------ Data entries ------

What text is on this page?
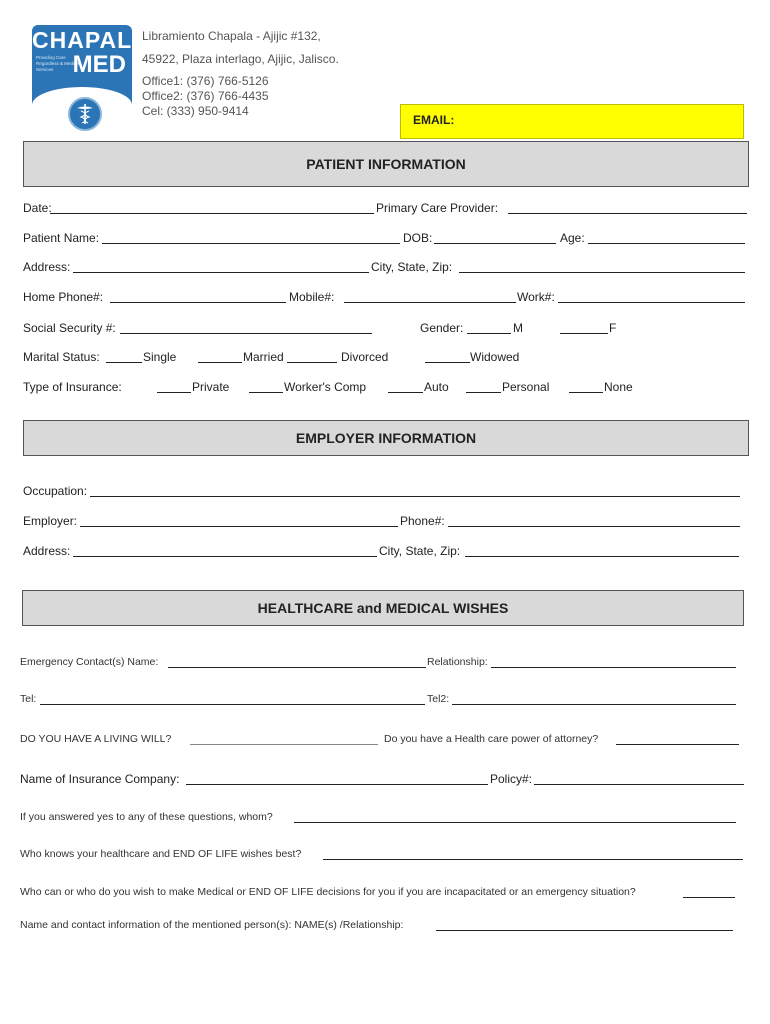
CHAPALA
Providing Care Regardless & Medical Services MED
Libramiento Chapala - Ajijic #132,
45922, Plaza interlago, Ajijic, Jalisco.
Office1: (376) 766-5126
Office2: (376) 766-4435
Cel: (333) 950-9414
EMAIL:
PATIENT INFORMATION
Date:	Primary Care Provider:
Patient Name:	DOB:	Age:
Address:	City, State, Zip:
Home Phone#:	Mobile#:	Work#:
Social Security #:	Gender:	M	F
Marital Status:	Single	Married	Divorced	Widowed
Type of Insurance:	Private	Worker's Comp	Auto	Personal	None
EMPLOYER INFORMATION
Occupation:
Employer:	Phone#:
Address:	City, State, Zip:
HEALTHCARE and MEDICAL WISHES
Emergency Contact(s) Name:	Relationship:
Tel:	Tel2:
DO YOU HAVE A LIVING WILL?	Do you have a Health care power of attorney?
Name of Insurance Company:	Policy#:
If you answered yes to any of these questions, whom?
Who knows your healthcare and END OF LIFE wishes best?
Who can or who do you wish to make Medical or END OF LIFE decisions for you if you are incapacitated or an emergency situation?
Name and contact information of the mentioned person(s): NAME(s) /Relationship:
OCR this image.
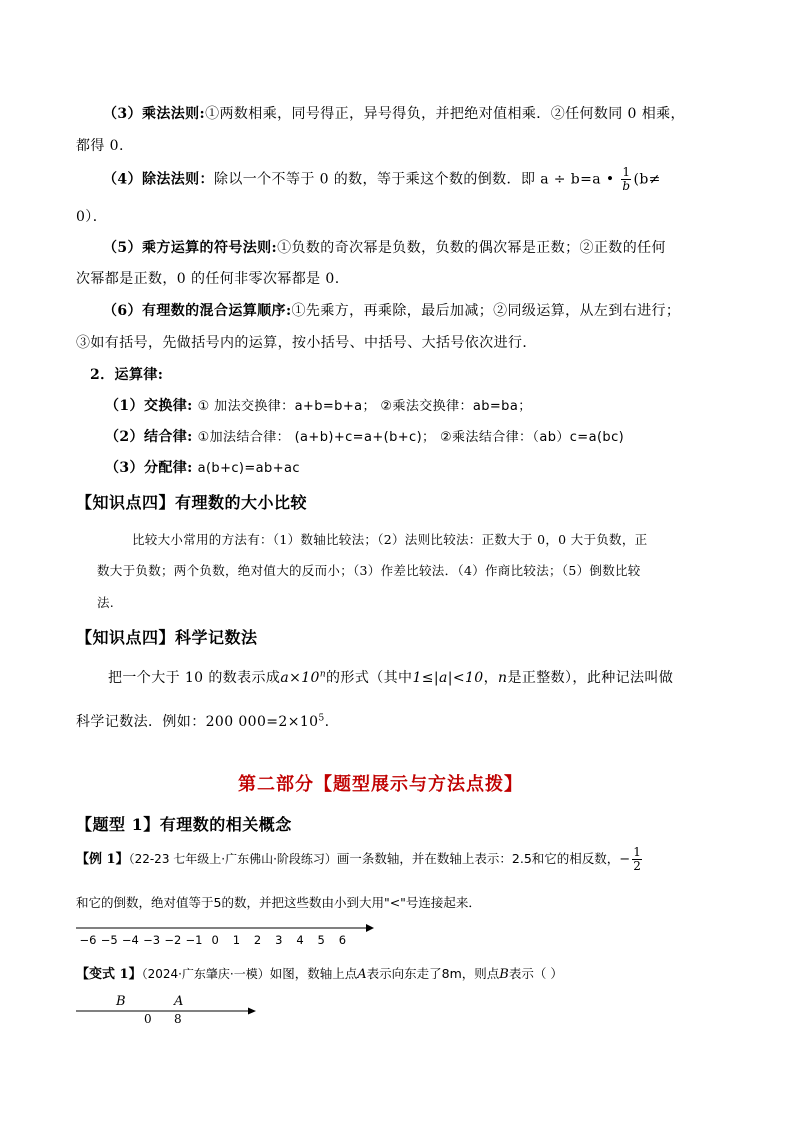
（3）乘法法则:①两数相乘，同号得正，异号得负，并把绝对值相乘．②任何数同 0 相乘，
都得 0.
（4）除法法则：除以一个不等于 0 的数，等于乘这个数的倒数．即 a ÷ b=a • $\frac{1}{b} (b\ne$
0）．
（5）乘方运算的符号法则:①负数的奇次幂是负数，负数的偶次幂是正数；②正数的任何
次幂都是正数，0 的任何非零次幂都是 0.
（6）有理数的混合运算顺序:①先乘方，再乘除，最后加减；②同级运算，从左到右进行；
③如有括号，先做括号内的运算，按小括号、中括号、大括号依次进行．
2．运算律:
（1）交换律: ① 加法交换律：a+b=b+a； ②乘法交换律：ab=ba；
（2）结合律: ①加法结合律： (a+b)+c=a+(b+c)； ②乘法结合律：（ab）c=a(bc)
（3）分配律: a(b+c)=ab+ac
【知识点四】有理数的大小比较
比较大小常用的方法有：（1）数轴比较法；（2）法则比较法：正数大于 0，0 大于负数，正
数大于负数；两个负数，绝对值大的反而小；（3）作差比较法．（4）作商比较法；（5）倒数比较
法.
【知识点四】科学记数法
把一个大于 10 的数表示成$a\times 10^n$的形式（其中1≤|a|<10，n是正整数），此种记法叫做
科学记数法．例如：200 $000=2\times 10^5$.
第二部分【题型展示与方法点拨】
【题型 1】有理数的相关概念
【例 1】（22-23 七年级上·广东佛山·阶段练习）画一条数轴，并在数轴上表示：2.5和它的相反数，− $\frac{1}{2}$
和它的倒数，绝对值等于5的数，并把这些数由小到大用"<"号连接起来．
−6 −5 −4 −3 −2 −1 0 1 2 3 4 5 6
【变式 1】（2024·广东肇庆·一模）如图，数轴上点A表示向东走了8m，则点B表示（ ）
B	A
0 8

------

What is expected:
How many of these lines contain "Relationship"? Write only the number.

Exercise response:
2